>> BEGIN Information given
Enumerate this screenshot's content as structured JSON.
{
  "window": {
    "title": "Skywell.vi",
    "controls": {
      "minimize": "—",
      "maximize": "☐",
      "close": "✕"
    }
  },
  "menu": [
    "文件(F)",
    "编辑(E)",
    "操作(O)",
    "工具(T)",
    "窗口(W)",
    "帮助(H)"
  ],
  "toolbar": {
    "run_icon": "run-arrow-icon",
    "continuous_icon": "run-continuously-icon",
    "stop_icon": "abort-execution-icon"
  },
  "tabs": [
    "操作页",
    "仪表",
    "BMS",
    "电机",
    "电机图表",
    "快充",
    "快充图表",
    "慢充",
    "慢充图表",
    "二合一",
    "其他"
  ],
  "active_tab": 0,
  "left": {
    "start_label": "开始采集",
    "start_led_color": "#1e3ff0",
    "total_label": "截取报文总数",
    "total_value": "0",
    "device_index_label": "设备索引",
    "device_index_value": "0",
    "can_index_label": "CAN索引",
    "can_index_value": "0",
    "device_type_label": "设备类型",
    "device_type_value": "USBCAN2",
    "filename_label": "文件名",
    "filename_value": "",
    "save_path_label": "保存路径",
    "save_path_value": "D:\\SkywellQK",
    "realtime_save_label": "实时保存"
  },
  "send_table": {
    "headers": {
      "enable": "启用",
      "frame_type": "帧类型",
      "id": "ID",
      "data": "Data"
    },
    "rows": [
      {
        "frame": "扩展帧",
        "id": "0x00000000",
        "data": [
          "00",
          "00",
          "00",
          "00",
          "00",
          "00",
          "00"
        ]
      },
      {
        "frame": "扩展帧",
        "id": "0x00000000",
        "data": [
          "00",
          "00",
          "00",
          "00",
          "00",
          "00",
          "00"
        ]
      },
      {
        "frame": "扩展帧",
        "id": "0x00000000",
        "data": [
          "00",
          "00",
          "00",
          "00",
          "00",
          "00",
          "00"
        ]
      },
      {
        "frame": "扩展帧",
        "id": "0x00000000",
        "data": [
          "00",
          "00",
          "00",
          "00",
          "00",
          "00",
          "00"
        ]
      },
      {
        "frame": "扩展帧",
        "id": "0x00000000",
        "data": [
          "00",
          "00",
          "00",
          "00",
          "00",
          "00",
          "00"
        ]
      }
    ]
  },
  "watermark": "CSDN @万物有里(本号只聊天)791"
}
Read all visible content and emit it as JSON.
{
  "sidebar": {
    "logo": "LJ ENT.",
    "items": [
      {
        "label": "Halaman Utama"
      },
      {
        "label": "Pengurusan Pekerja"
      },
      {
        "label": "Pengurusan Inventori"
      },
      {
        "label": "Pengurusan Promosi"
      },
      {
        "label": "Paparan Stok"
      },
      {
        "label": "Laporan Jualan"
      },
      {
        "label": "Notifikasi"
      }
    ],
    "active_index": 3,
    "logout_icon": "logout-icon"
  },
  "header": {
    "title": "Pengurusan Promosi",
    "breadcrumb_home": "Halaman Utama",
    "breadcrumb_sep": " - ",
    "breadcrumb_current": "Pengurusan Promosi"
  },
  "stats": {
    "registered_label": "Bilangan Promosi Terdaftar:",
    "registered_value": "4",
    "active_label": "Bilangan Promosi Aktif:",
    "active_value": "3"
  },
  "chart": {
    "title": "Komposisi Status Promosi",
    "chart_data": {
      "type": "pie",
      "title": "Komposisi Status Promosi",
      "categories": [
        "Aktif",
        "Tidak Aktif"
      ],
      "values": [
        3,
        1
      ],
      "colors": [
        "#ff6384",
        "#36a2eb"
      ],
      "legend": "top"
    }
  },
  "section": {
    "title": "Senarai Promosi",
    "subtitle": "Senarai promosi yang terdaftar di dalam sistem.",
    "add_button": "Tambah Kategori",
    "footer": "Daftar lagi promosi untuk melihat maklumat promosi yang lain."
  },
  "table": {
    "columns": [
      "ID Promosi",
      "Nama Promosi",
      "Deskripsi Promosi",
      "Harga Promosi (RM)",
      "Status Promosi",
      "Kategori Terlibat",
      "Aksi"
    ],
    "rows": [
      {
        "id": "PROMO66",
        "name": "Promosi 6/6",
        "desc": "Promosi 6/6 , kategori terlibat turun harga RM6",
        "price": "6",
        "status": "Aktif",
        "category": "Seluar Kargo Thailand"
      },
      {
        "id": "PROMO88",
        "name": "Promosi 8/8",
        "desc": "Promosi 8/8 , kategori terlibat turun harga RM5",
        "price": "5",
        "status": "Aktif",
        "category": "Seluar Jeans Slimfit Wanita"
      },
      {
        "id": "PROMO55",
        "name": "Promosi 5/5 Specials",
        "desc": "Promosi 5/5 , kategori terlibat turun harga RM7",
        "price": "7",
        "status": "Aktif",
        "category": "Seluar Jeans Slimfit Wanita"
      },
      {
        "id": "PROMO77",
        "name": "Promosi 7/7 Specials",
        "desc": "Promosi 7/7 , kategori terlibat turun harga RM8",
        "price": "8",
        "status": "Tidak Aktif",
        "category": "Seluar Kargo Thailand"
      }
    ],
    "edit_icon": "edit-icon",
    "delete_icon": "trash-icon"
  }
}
>> END Information given
■ Exercise goal
From the entries above, copy each line holding "Senarai".

■ Output for this exercise
    "title": "Senarai Promosi",
    "subtitle": "Senarai promosi yang terdaftar di dalam sistem.",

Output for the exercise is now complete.